** Start of Dataset extract **

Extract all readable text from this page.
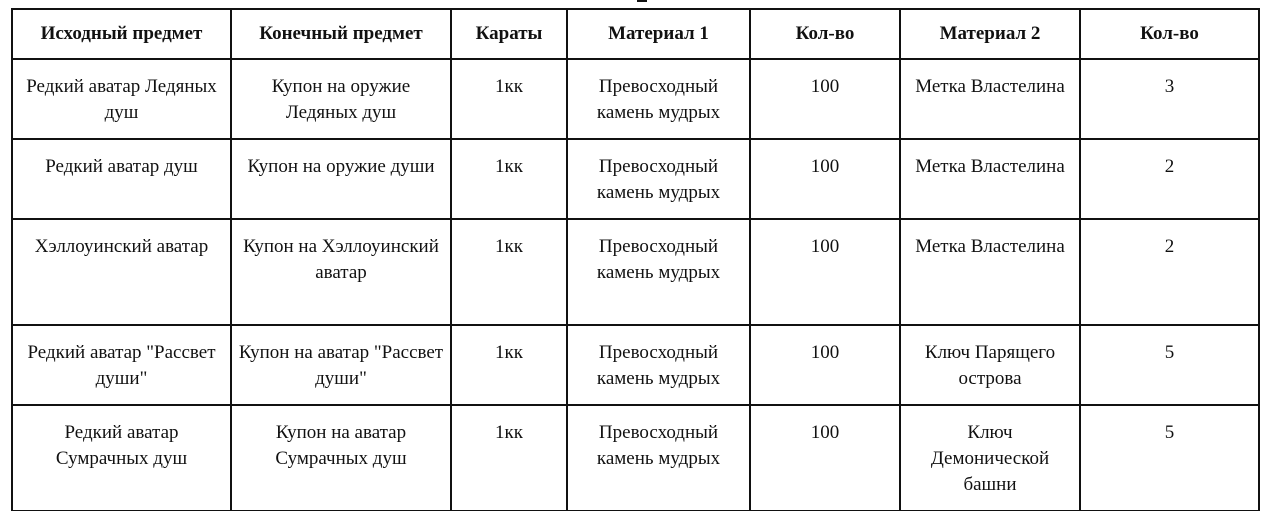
Исходный предмет	Конечный предмет	Караты	Материал 1	Кол-во	Материал 2	Кол-во
Редкий аватар Ледяных душ	Купон на оружие Ледяных душ	1кк	Превосходный камень мудрых	100	Метка Властелина	3
Редкий аватар душ	Купон на оружие души	1кк	Превосходный камень мудрых	100	Метка Властелина	2
Хэллоуинский аватар	Купон на Хэллоуинский аватар	1кк	Превосходный камень мудрых	100	Метка Властелина	2
Редкий аватар "Рассвет души"	Купон на аватар "Рассвет души"	1кк	Превосходный камень мудрых	100	Ключ Парящего острова	5
Редкий аватар Сумрачных душ	Купон на аватар Сумрачных душ	1кк	Превосходный камень мудрых	100	Ключ Демонической башни	5
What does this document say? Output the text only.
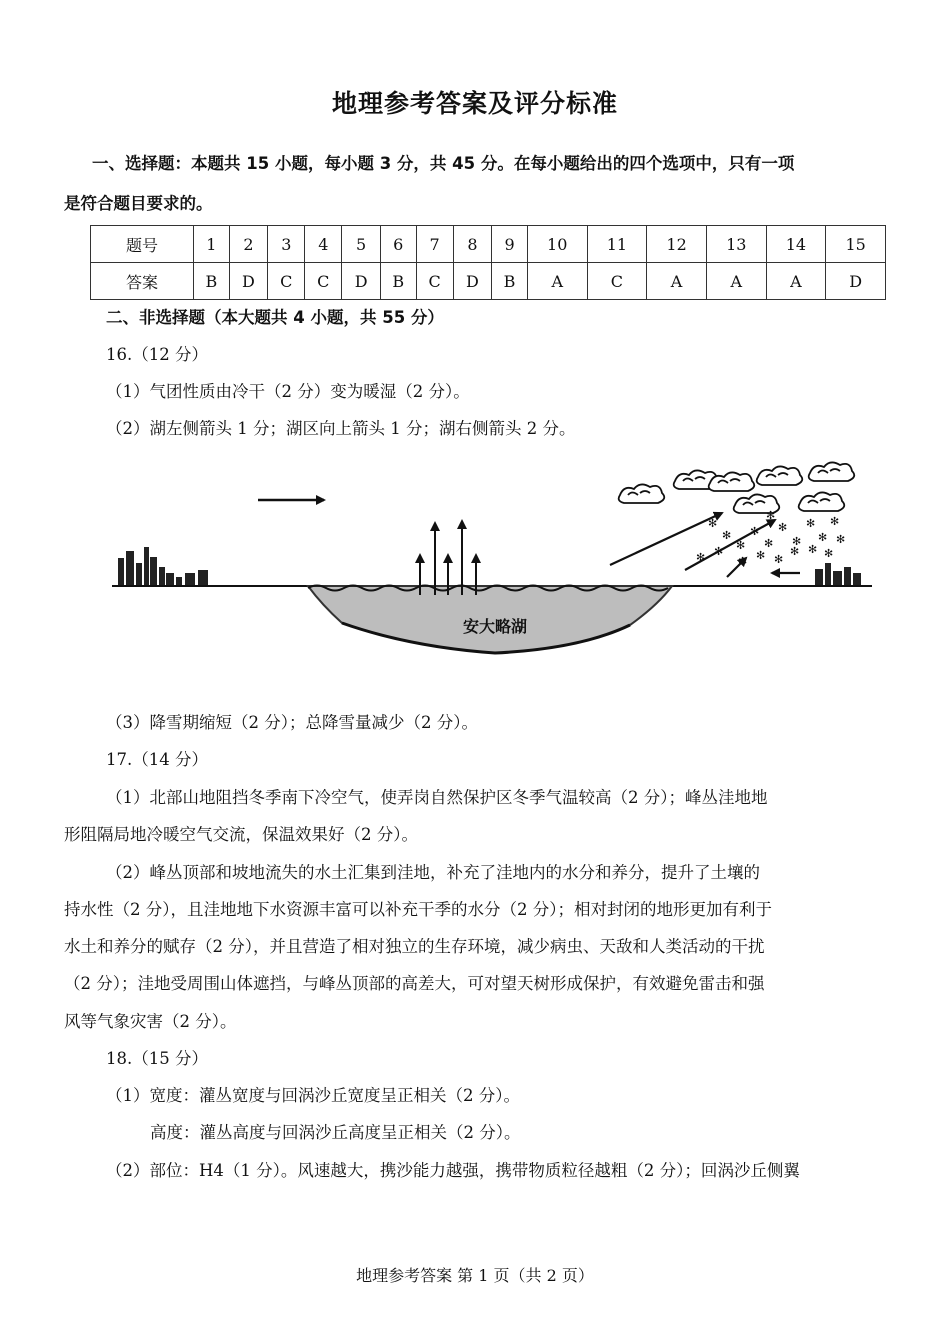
地理参考答案及评分标准
一、选择题：本题共 15 小题，每小题 3 分，共 45 分。在每小题给出的四个选项中，只有一项
是符合题目要求的。
题号	1	2	3	4	5	6	7	8	9	10	11	12	13	14	15
答案	B	D	C	C	D	B	C	D	B	A	C	A	A	A	D
二、非选择题（本大题共 4 小题，共 55 分）
16.（12 分）
（1）气团性质由冷干（2 分）变为暖湿（2 分）。
（2）湖左侧箭头 1 分；湖区向上箭头 1 分；湖右侧箭头 2 分。
安大略湖
✻
✻
✻
✻
✻
✻
✻
✻
✻
✻
✻
✻ ✻ ✻
✻ ✻ ✻
✻
✻
✻
（3）降雪期缩短（2 分）；总降雪量减少（2 分）。
17.（14 分）
（1）北部山地阻挡冬季南下冷空气，使弄岗自然保护区冬季气温较高（2 分）；峰丛洼地地
形阻隔局地冷暖空气交流，保温效果好（2 分）。
（2）峰丛顶部和坡地流失的水土汇集到洼地，补充了洼地内的水分和养分，提升了土壤的
持水性（2 分），且洼地地下水资源丰富可以补充干季的水分（2 分）；相对封闭的地形更加有利于
水土和养分的赋存（2 分），并且营造了相对独立的生存环境，减少病虫、天敌和人类活动的干扰
（2 分）；洼地受周围山体遮挡，与峰丛顶部的高差大，可对望天树形成保护，有效避免雷击和强
风等气象灾害（2 分）。
18.（15 分）
（1）宽度：灌丛宽度与回涡沙丘宽度呈正相关（2 分）。
高度：灌丛高度与回涡沙丘高度呈正相关（2 分）。
（2）部位：H4（1 分）。风速越大，携沙能力越强，携带物质粒径越粗（2 分）；回涡沙丘侧翼
地理参考答案 第 1 页（共 2 页）
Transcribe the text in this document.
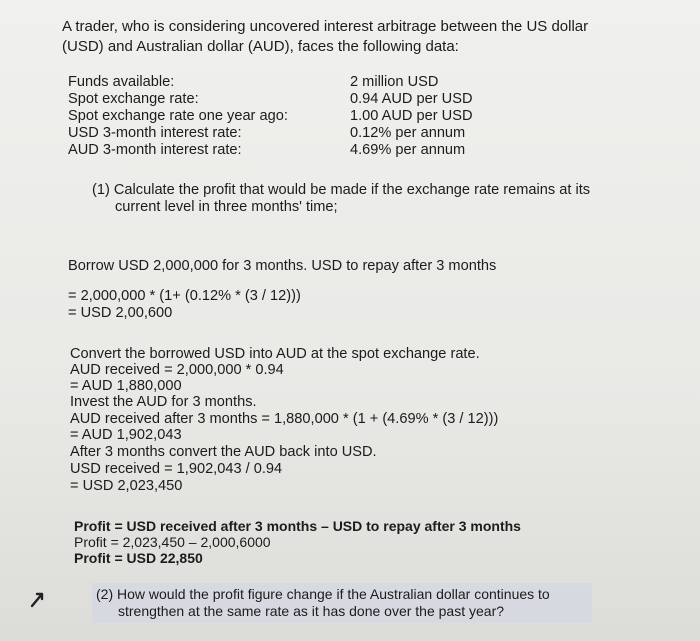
A trader, who is considering uncovered interest arbitrage between the US dollar
(USD) and Australian dollar (AUD), faces the following data:
Funds available:	2 million USD
Spot exchange rate:	0.94 AUD per USD
Spot exchange rate one year ago:	1.00 AUD per USD
USD 3-month interest rate:	0.12% per annum
AUD 3-month interest rate:	4.69% per annum
(1) Calculate the profit that would be made if the exchange rate remains at its
current level in three months' time;
Borrow USD 2,000,000 for 3 months. USD to repay after 3 months
= 2,000,000 * (1+ (0.12% * (3 / 12)))
= USD 2,00,600
Convert the borrowed USD into AUD at the spot exchange rate.
AUD received = 2,000,000 * 0.94
= AUD 1,880,000
Invest the AUD for 3 months.
AUD received after 3 months = 1,880,000 * (1 + (4.69% * (3 / 12)))
= AUD 1,902,043
After 3 months convert the AUD back into USD.
USD received = 1,902,043 / 0.94
= USD 2,023,450
Profit = USD received after 3 months – USD to repay after 3 months
Profit = 2,023,450 – 2,000,6000
Profit = USD 22,850
(2) How would the profit figure change if the Australian dollar continues to
strengthen at the same rate as it has done over the past year?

** End of Dataset extract **

→ **Task to carry out**
Write out the listing word for word, omitting the pictures it holds.

→ **Answer for the task**
Extract all readable text from this page.
Исходный предмет	Конечный предмет	Караты	Материал 1	Кол-во	Материал 2	Кол-во
Редкий аватар Ледяных душ	Купон на оружие Ледяных душ	1кк	Превосходный камень мудрых	100	Метка Властелина	3
Редкий аватар душ	Купон на оружие души	1кк	Превосходный камень мудрых	100	Метка Властелина	2
Хэллоуинский аватар	Купон на Хэллоуинский аватар	1кк	Превосходный камень мудрых	100	Метка Властелина	2
Редкий аватар "Рассвет души"	Купон на аватар "Рассвет души"	1кк	Превосходный камень мудрых	100	Ключ Парящего острова	5
Редкий аватар Сумрачных душ	Купон на аватар Сумрачных душ	1кк	Превосходный камень мудрых	100	Ключ Демонической башни	5
What does this document say? Output the text only.
地理参考答案及评分标准
一、选择题：本题共 15 小题，每小题 3 分，共 45 分。在每小题给出的四个选项中，只有一项
是符合题目要求的。
题号	1	2	3	4	5	6	7	8	9	10	11	12	13	14	15
答案	B	D	C	C	D	B	C	D	B	A	C	A	A	A	D
二、非选择题（本大题共 4 小题，共 55 分）
16.（12 分）
（1）气团性质由冷干（2 分）变为暖湿（2 分）。
（2）湖左侧箭头 1 分；湖区向上箭头 1 分；湖右侧箭头 2 分。
安大略湖
✻
✻
✻
✻
✻
✻
✻
✻
✻
✻
✻
✻ ✻ ✻
✻ ✻ ✻
✻
✻
✻
（3）降雪期缩短（2 分）；总降雪量减少（2 分）。
17.（14 分）
（1）北部山地阻挡冬季南下冷空气，使弄岗自然保护区冬季气温较高（2 分）；峰丛洼地地
形阻隔局地冷暖空气交流，保温效果好（2 分）。
（2）峰丛顶部和坡地流失的水土汇集到洼地，补充了洼地内的水分和养分，提升了土壤的
持水性（2 分），且洼地地下水资源丰富可以补充干季的水分（2 分）；相对封闭的地形更加有利于
水土和养分的赋存（2 分），并且营造了相对独立的生存环境，减少病虫、天敌和人类活动的干扰
（2 分）；洼地受周围山体遮挡，与峰丛顶部的高差大，可对望天树形成保护，有效避免雷击和强
风等气象灾害（2 分）。
18.（15 分）
（1）宽度：灌丛宽度与回涡沙丘宽度呈正相关（2 分）。
高度：灌丛高度与回涡沙丘高度呈正相关（2 分）。
（2）部位：H4（1 分）。风速越大，携沙能力越强，携带物质粒径越粗（2 分）；回涡沙丘侧翼
地理参考答案 第 1 页（共 2 页）
Transcribe the text in this document.
A trader, who is considering uncovered interest arbitrage between the US dollar
(USD) and Australian dollar (AUD), faces the following data:
Funds available:	2 million USD
Spot exchange rate:	0.94 AUD per USD
Spot exchange rate one year ago:	1.00 AUD per USD
USD 3-month interest rate:	0.12% per annum
AUD 3-month interest rate:	4.69% per annum
(1) Calculate the profit that would be made if the exchange rate remains at its
current level in three months' time;
Borrow USD 2,000,000 for 3 months. USD to repay after 3 months
= 2,000,000 * (1+ (0.12% * (3 / 12)))
= USD 2,00,600
Convert the borrowed USD into AUD at the spot exchange rate.
AUD received = 2,000,000 * 0.94
= AUD 1,880,000
Invest the AUD for 3 months.
AUD received after 3 months = 1,880,000 * (1 + (4.69% * (3 / 12)))
= AUD 1,902,043
After 3 months convert the AUD back into USD.
USD received = 1,902,043 / 0.94
= USD 2,023,450
Profit = USD received after 3 months – USD to repay after 3 months
Profit = 2,023,450 – 2,000,6000
Profit = USD 22,850
(2) How would the profit figure change if the Australian dollar continues to
strengthen at the same rate as it has done over the past year?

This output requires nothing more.